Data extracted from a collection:
● ● ● ●

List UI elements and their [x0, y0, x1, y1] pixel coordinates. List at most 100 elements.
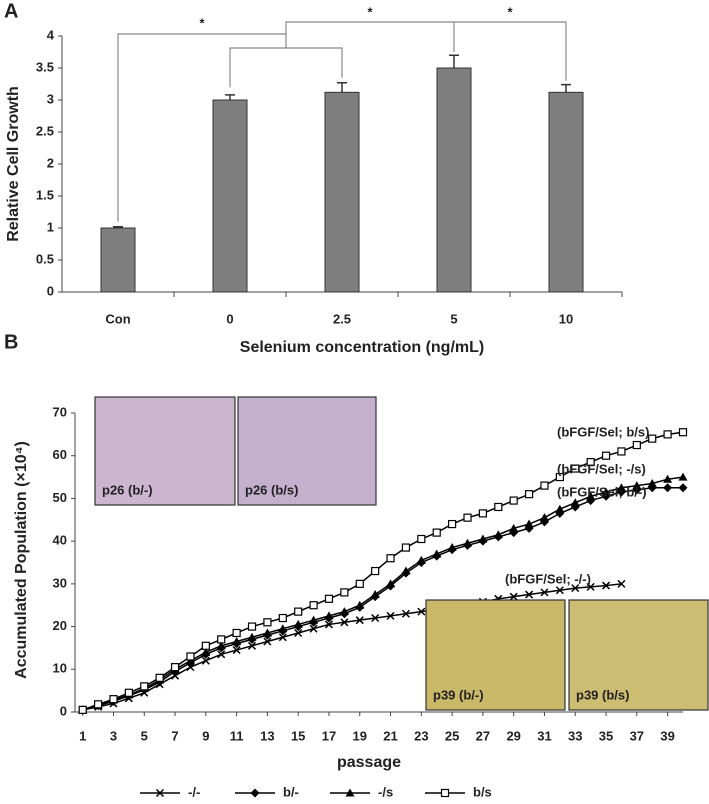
marker	[339, 607, 349, 616]
marker	[555, 472, 564, 482]
y-tick-label: 3.5	[36, 59, 54, 74]
marker	[355, 600, 365, 609]
bar	[548, 91, 584, 293]
marker	[440, 788, 450, 798]
marker	[586, 582, 595, 591]
marker	[478, 534, 488, 543]
y-tick-label: 50	[53, 490, 67, 505]
marker	[417, 534, 426, 544]
y-tick-label: 1.5	[36, 187, 54, 202]
marker	[494, 502, 503, 512]
x-tick-label: 21	[383, 728, 397, 743]
marker	[386, 554, 395, 563]
marker	[509, 496, 518, 505]
marker	[539, 513, 549, 522]
marker	[140, 682, 149, 691]
x-tick-label: 35	[599, 728, 613, 743]
x-tick-label: 3	[110, 728, 117, 743]
marker	[617, 579, 626, 588]
marker	[571, 464, 580, 473]
y-tick-label: 3	[47, 91, 54, 106]
marker	[678, 428, 688, 437]
series-line	[82, 487, 683, 711]
marker	[263, 637, 272, 646]
y-tick-label: 70	[53, 404, 67, 419]
x-tick-label: 25	[445, 728, 459, 743]
marker	[448, 519, 457, 529]
marker	[109, 695, 118, 704]
y-tick-label: 2.5	[36, 123, 54, 138]
x-tick-label: 7	[171, 728, 178, 743]
marker	[155, 673, 164, 682]
marker	[555, 508, 565, 518]
marker	[663, 430, 672, 439]
marker	[571, 584, 580, 593]
y-tick-label: 30	[53, 575, 67, 590]
significance-bracket	[454, 21, 567, 81]
marker	[170, 663, 180, 672]
marker	[601, 451, 611, 460]
x-tick-label: 9	[202, 728, 209, 743]
x-tick-label: 17	[322, 728, 336, 743]
marker	[371, 566, 380, 576]
marker	[524, 490, 534, 499]
y-axis-title: Accumulated Population (×10⁴)	[13, 441, 30, 679]
marker	[432, 549, 442, 558]
marker	[355, 579, 364, 588]
x-tick-label: 37	[630, 728, 644, 743]
bar	[100, 227, 136, 293]
y-tick-label: 0	[47, 283, 54, 298]
marker	[309, 624, 318, 633]
y-tick-label: 40	[53, 533, 67, 548]
marker	[570, 498, 580, 507]
error-bar	[561, 83, 571, 93]
x-tick-label: 33	[568, 728, 582, 743]
marker	[555, 586, 564, 595]
marker	[309, 601, 318, 610]
marker	[617, 447, 626, 456]
marker	[478, 509, 487, 518]
error-bar	[225, 94, 235, 100]
marker	[309, 615, 319, 624]
marker	[401, 609, 410, 618]
marker	[201, 647, 211, 656]
marker	[340, 588, 349, 597]
marker	[463, 513, 472, 522]
marker	[447, 543, 457, 552]
marker	[263, 618, 272, 627]
marker	[540, 481, 549, 490]
legend-label: b/s	[473, 784, 492, 799]
marker	[217, 635, 226, 644]
error-bar	[449, 54, 459, 68]
x-tick-label: 5	[450, 311, 457, 326]
error-bar	[113, 225, 123, 228]
y-tick-label: 1	[47, 219, 54, 234]
significance-marker: *	[199, 15, 205, 30]
marker	[632, 481, 642, 490]
marker	[186, 652, 195, 661]
marker	[386, 579, 396, 588]
marker	[678, 483, 688, 493]
x-tick-label: 11	[230, 728, 244, 743]
y-tick-label: 60	[53, 447, 67, 462]
marker	[647, 478, 657, 487]
panel-label: B	[4, 331, 18, 353]
marker	[293, 619, 303, 628]
marker	[78, 705, 87, 714]
series-annotation: (bFGF/Sel; -/s)	[557, 461, 646, 476]
marker	[294, 607, 303, 616]
series-line	[82, 476, 684, 711]
y-tick-label: 10	[53, 661, 67, 676]
x-tick-label: 10	[559, 311, 573, 326]
marker	[340, 618, 349, 627]
y-tick-label: 4	[47, 27, 55, 42]
marker	[278, 633, 287, 642]
significance-marker: *	[367, 4, 373, 19]
marker	[540, 588, 549, 597]
x-tick-label: 39	[660, 728, 674, 743]
x-axis-title: Selenium concentration (ng/mL)	[240, 339, 484, 356]
marker	[524, 519, 534, 528]
x-tick-label: 31	[537, 728, 551, 743]
marker	[247, 622, 257, 631]
legend-label: -/s	[378, 784, 393, 799]
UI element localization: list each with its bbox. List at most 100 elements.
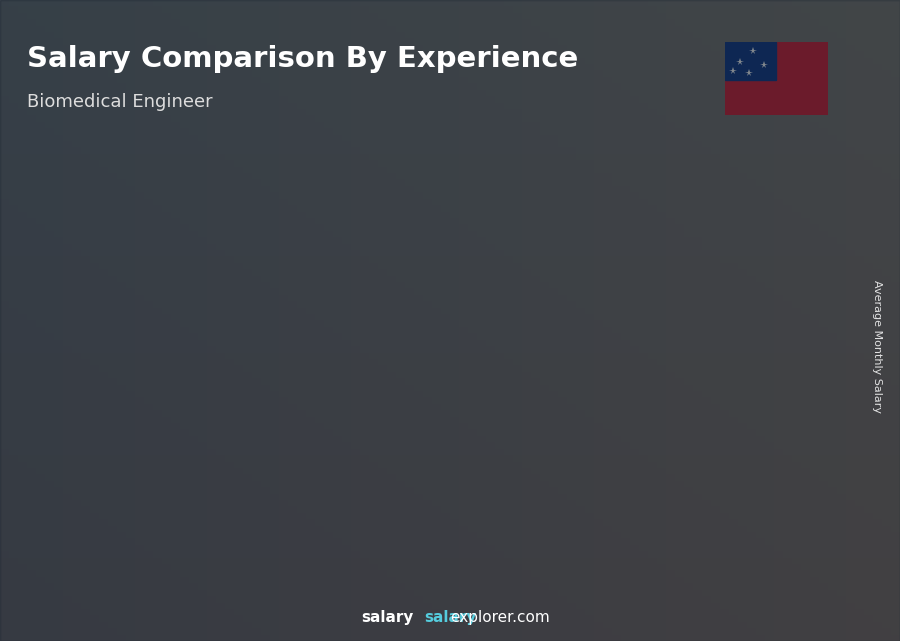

● ● ● ●

Work to be completed>
Can you reproduce the whole listing above line for line, leaving out the pictures?

Written solution>
List UI elements and their [x0, y0, x1, y1] pixel coordinates. List at most 100 elements.
marker	[339, 607, 349, 616]
marker	[555, 472, 564, 482]
y-tick-label: 3.5	[36, 59, 54, 74]
marker	[355, 600, 365, 609]
bar	[548, 91, 584, 293]
marker	[440, 788, 450, 798]
marker	[586, 582, 595, 591]
marker	[478, 534, 488, 543]
y-tick-label: 50	[53, 490, 67, 505]
marker	[417, 534, 426, 544]
y-tick-label: 1.5	[36, 187, 54, 202]
marker	[494, 502, 503, 512]
x-tick-label: 21	[383, 728, 397, 743]
marker	[386, 554, 395, 563]
marker	[509, 496, 518, 505]
marker	[539, 513, 549, 522]
marker	[140, 682, 149, 691]
x-tick-label: 35	[599, 728, 613, 743]
x-tick-label: 3	[110, 728, 117, 743]
marker	[617, 579, 626, 588]
marker	[571, 464, 580, 473]
y-tick-label: 3	[47, 91, 54, 106]
marker	[678, 428, 688, 437]
series-line	[82, 487, 683, 711]
marker	[263, 637, 272, 646]
y-tick-label: 70	[53, 404, 67, 419]
x-tick-label: 25	[445, 728, 459, 743]
marker	[448, 519, 457, 529]
marker	[109, 695, 118, 704]
y-tick-label: 2.5	[36, 123, 54, 138]
x-tick-label: 7	[171, 728, 178, 743]
marker	[155, 673, 164, 682]
marker	[555, 508, 565, 518]
marker	[663, 430, 672, 439]
marker	[571, 584, 580, 593]
y-tick-label: 30	[53, 575, 67, 590]
significance-bracket	[454, 21, 567, 81]
marker	[170, 663, 180, 672]
marker	[601, 451, 611, 460]
x-tick-label: 9	[202, 728, 209, 743]
x-tick-label: 17	[322, 728, 336, 743]
marker	[371, 566, 380, 576]
marker	[524, 490, 534, 499]
y-axis-title: Accumulated Population (×10⁴)	[13, 441, 30, 679]
marker	[432, 549, 442, 558]
marker	[355, 579, 364, 588]
x-tick-label: 37	[630, 728, 644, 743]
bar	[100, 227, 136, 293]
y-tick-label: 0	[47, 283, 54, 298]
marker	[309, 624, 318, 633]
y-tick-label: 40	[53, 533, 67, 548]
marker	[570, 498, 580, 507]
error-bar	[561, 83, 571, 93]
x-tick-label: 33	[568, 728, 582, 743]
marker	[555, 586, 564, 595]
marker	[309, 601, 318, 610]
marker	[617, 447, 626, 456]
marker	[478, 509, 487, 518]
error-bar	[225, 94, 235, 100]
marker	[309, 615, 319, 624]
marker	[401, 609, 410, 618]
marker	[201, 647, 211, 656]
marker	[340, 588, 349, 597]
marker	[463, 513, 472, 522]
marker	[447, 543, 457, 552]
marker	[263, 618, 272, 627]
marker	[540, 481, 549, 490]
legend-label: b/s	[473, 784, 492, 799]
marker	[217, 635, 226, 644]
error-bar	[449, 54, 459, 68]
x-tick-label: 5	[450, 311, 457, 326]
error-bar	[113, 225, 123, 228]
y-tick-label: 1	[47, 219, 54, 234]
significance-marker: *	[199, 15, 205, 30]
marker	[632, 481, 642, 490]
marker	[186, 652, 195, 661]
marker	[386, 579, 396, 588]
marker	[678, 483, 688, 493]
x-tick-label: 11	[230, 728, 244, 743]
y-tick-label: 60	[53, 447, 67, 462]
marker	[647, 478, 657, 487]
panel-label: B	[4, 331, 18, 353]
marker	[293, 619, 303, 628]
marker	[78, 705, 87, 714]
series-annotation: (bFGF/Sel; -/s)	[557, 461, 646, 476]
marker	[294, 607, 303, 616]
series-line	[82, 476, 684, 711]
y-tick-label: 10	[53, 661, 67, 676]
x-tick-label: 10	[559, 311, 573, 326]
marker	[340, 618, 349, 627]
y-tick-label: 4	[47, 27, 55, 42]
marker	[278, 633, 287, 642]
significance-marker: *	[367, 4, 373, 19]
marker	[540, 588, 549, 597]
x-tick-label: 39	[660, 728, 674, 743]
x-axis-title: Selenium concentration (ng/mL)	[240, 339, 484, 356]
marker	[524, 519, 534, 528]
x-tick-label: 31	[537, 728, 551, 743]
marker	[247, 622, 257, 631]
legend-label: -/s	[378, 784, 393, 799]
UI element localization: list each with its bbox. List at most 100 elements.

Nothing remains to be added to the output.